## WRITTEN EXERCISE
In the listing below, find every line containing "则选择院校后" and copy it out.

-=-=-

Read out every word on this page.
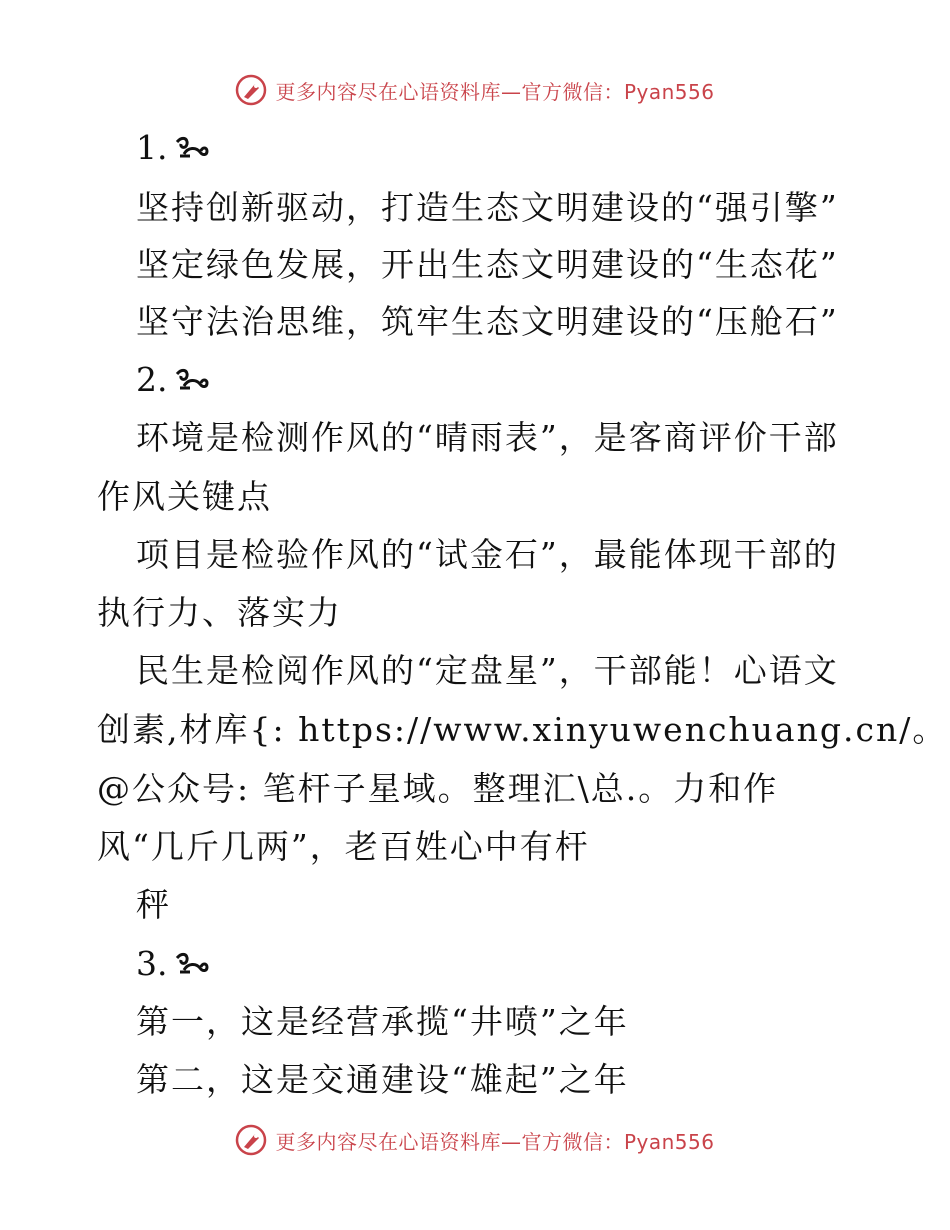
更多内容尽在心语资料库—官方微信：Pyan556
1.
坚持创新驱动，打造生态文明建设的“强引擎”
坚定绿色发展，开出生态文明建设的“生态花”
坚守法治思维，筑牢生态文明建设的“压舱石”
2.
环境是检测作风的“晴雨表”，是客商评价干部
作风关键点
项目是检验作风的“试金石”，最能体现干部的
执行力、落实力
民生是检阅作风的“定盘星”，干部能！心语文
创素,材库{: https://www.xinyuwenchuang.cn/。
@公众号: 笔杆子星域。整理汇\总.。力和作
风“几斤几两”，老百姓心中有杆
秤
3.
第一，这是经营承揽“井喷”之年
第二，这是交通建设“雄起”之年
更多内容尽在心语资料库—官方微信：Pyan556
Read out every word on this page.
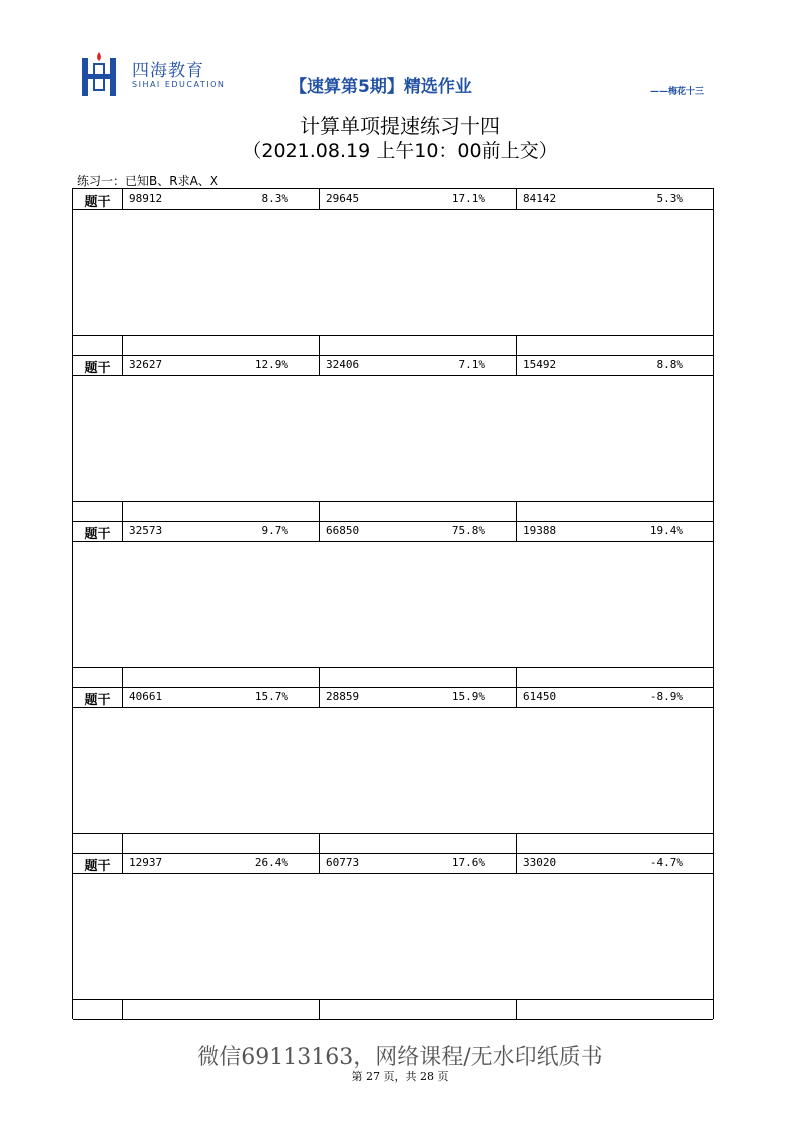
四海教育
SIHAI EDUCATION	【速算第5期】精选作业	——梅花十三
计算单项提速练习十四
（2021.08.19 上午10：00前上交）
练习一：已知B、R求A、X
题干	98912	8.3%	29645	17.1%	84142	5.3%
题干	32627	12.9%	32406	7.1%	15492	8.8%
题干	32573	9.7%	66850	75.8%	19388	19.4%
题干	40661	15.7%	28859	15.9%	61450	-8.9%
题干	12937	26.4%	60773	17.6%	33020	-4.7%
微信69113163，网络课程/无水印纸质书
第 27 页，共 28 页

-=-=-

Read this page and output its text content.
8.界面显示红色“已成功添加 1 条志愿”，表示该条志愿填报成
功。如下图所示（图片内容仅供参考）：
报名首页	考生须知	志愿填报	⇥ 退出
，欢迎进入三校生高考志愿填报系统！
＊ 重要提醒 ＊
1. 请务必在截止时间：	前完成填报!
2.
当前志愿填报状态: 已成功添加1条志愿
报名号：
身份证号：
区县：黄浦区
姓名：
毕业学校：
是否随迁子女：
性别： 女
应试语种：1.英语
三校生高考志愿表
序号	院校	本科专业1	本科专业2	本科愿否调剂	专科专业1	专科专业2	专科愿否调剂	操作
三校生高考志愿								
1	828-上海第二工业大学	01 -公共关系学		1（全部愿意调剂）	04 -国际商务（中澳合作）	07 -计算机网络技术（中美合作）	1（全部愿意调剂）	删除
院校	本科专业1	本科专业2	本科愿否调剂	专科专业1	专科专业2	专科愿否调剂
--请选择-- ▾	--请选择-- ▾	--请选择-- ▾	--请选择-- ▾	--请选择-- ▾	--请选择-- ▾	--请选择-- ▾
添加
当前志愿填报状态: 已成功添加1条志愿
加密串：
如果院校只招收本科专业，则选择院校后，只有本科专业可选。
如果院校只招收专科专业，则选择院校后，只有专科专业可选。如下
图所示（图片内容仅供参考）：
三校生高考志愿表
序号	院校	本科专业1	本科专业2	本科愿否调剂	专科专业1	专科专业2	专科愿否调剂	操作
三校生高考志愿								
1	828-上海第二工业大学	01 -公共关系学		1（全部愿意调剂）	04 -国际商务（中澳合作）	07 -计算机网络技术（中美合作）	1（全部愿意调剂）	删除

-=-=-

## EXPECTED ANSWER
如果院校只招收本科专业，则选择院校后，只有本科专业可选。
如果院校只招收专科专业，则选择院校后，只有专科专业可选。如下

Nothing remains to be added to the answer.